- _Bounding box annotations_:
▬▬▬
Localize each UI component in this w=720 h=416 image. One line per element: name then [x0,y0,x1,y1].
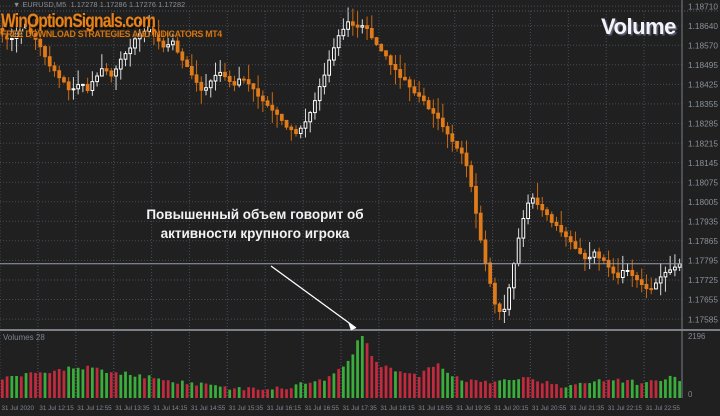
svg-text:1.17935: 1.17935 [688,217,718,227]
svg-text:1.18075: 1.18075 [688,177,718,187]
svg-text:31 Jul 16:15: 31 Jul 16:15 [267,405,302,412]
svg-text:31 Jul 2020: 31 Jul 2020 [2,405,35,412]
svg-text:1.17585: 1.17585 [688,314,718,324]
svg-text:31 Jul 20:55: 31 Jul 20:55 [532,405,567,412]
svg-text:31 Jul 14:55: 31 Jul 14:55 [191,405,226,412]
svg-text:31 Jul 22:55: 31 Jul 22:55 [646,405,681,412]
svg-text:2196: 2196 [688,332,705,341]
svg-text:1.18005: 1.18005 [688,197,718,207]
svg-text:1.18570: 1.18570 [688,41,718,51]
svg-text:31 Jul 17:35: 31 Jul 17:35 [343,405,378,412]
svg-text:1.17655: 1.17655 [688,295,718,305]
svg-text:1.17865: 1.17865 [688,236,718,246]
svg-text:31 Jul 18:55: 31 Jul 18:55 [418,405,453,412]
svg-text:31 Jul 12:55: 31 Jul 12:55 [77,405,112,412]
svg-text:1.18215: 1.18215 [688,138,718,148]
svg-text:31 Jul 21:35: 31 Jul 21:35 [570,405,605,412]
svg-text:31 Jul 18:15: 31 Jul 18:15 [380,405,415,412]
svg-text:1.18710: 1.18710 [688,1,718,11]
svg-text:1.17795: 1.17795 [688,256,718,266]
svg-text:1.18285: 1.18285 [688,119,718,129]
svg-text:31 Jul 14:15: 31 Jul 14:15 [153,405,188,412]
svg-text:31 Jul 19:35: 31 Jul 19:35 [456,405,491,412]
svg-text:31 Jul 20:15: 31 Jul 20:15 [494,405,529,412]
svg-text:31 Jul 12:15: 31 Jul 12:15 [39,405,74,412]
svg-text:1.18425: 1.18425 [688,80,718,90]
svg-text:1.18495: 1.18495 [688,60,718,70]
svg-text:1.18145: 1.18145 [688,158,718,168]
svg-text:31 Jul 22:15: 31 Jul 22:15 [608,405,643,412]
svg-text:0: 0 [688,390,693,399]
svg-text:1.18355: 1.18355 [688,99,718,109]
svg-text:1.17725: 1.17725 [688,275,718,285]
svg-text:31 Jul 13:35: 31 Jul 13:35 [115,405,150,412]
svg-text:31 Jul 16:55: 31 Jul 16:55 [305,405,340,412]
svg-text:31 Jul 15:35: 31 Jul 15:35 [229,405,264,412]
svg-text:1.18640: 1.18640 [688,21,718,31]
▬▬▬
- _Required task_: Rewrite all the entries with every "svg-text" changed to "text-label", leaving everything else as it stands. Omit the pictures from your answer.

- _Task answer_:
Localize each UI component in this w=720 h=416 image. One line per element: name then [x0,y0,x1,y1].
text-label:1.17935: 1.17935 [688,217,718,227]
text-label:1.18075: 1.18075 [688,177,718,187]
text-label:31 Jul 16:15: 31 Jul 16:15 [267,405,302,412]
text-label:31 Jul 2020: 31 Jul 2020 [2,405,35,412]
text-label:1.17585: 1.17585 [688,314,718,324]
text-label:31 Jul 20:55: 31 Jul 20:55 [532,405,567,412]
text-label:31 Jul 14:55: 31 Jul 14:55 [191,405,226,412]
text-label:31 Jul 22:55: 31 Jul 22:55 [646,405,681,412]
text-label:2196: 2196 [688,332,705,341]
text-label:1.18005: 1.18005 [688,197,718,207]
text-label:1.18570: 1.18570 [688,41,718,51]
text-label:31 Jul 17:35: 31 Jul 17:35 [343,405,378,412]
text-label:1.17655: 1.17655 [688,295,718,305]
text-label:1.17865: 1.17865 [688,236,718,246]
text-label:31 Jul 18:55: 31 Jul 18:55 [418,405,453,412]
text-label:31 Jul 12:55: 31 Jul 12:55 [77,405,112,412]
text-label:1.18215: 1.18215 [688,138,718,148]
text-label:31 Jul 21:35: 31 Jul 21:35 [570,405,605,412]
text-label:31 Jul 18:15: 31 Jul 18:15 [380,405,415,412]
text-label:1.18710: 1.18710 [688,1,718,11]
text-label:1.17795: 1.17795 [688,256,718,266]
text-label:1.18285: 1.18285 [688,119,718,129]
text-label:31 Jul 14:15: 31 Jul 14:15 [153,405,188,412]
text-label:31 Jul 19:35: 31 Jul 19:35 [456,405,491,412]
text-label:31 Jul 20:15: 31 Jul 20:15 [494,405,529,412]
text-label:31 Jul 12:15: 31 Jul 12:15 [39,405,74,412]
text-label:1.18425: 1.18425 [688,80,718,90]
text-label:1.18495: 1.18495 [688,60,718,70]
text-label:1.18145: 1.18145 [688,158,718,168]
text-label:31 Jul 22:15: 31 Jul 22:15 [608,405,643,412]
text-label:0: 0 [688,390,693,399]
text-label:1.18355: 1.18355 [688,99,718,109]
text-label:1.17725: 1.17725 [688,275,718,285]
text-label:31 Jul 13:35: 31 Jul 13:35 [115,405,150,412]
text-label:31 Jul 16:55: 31 Jul 16:55 [305,405,340,412]
text-label:31 Jul 15:35: 31 Jul 15:35 [229,405,264,412]
text-label:1.18640: 1.18640 [688,21,718,31]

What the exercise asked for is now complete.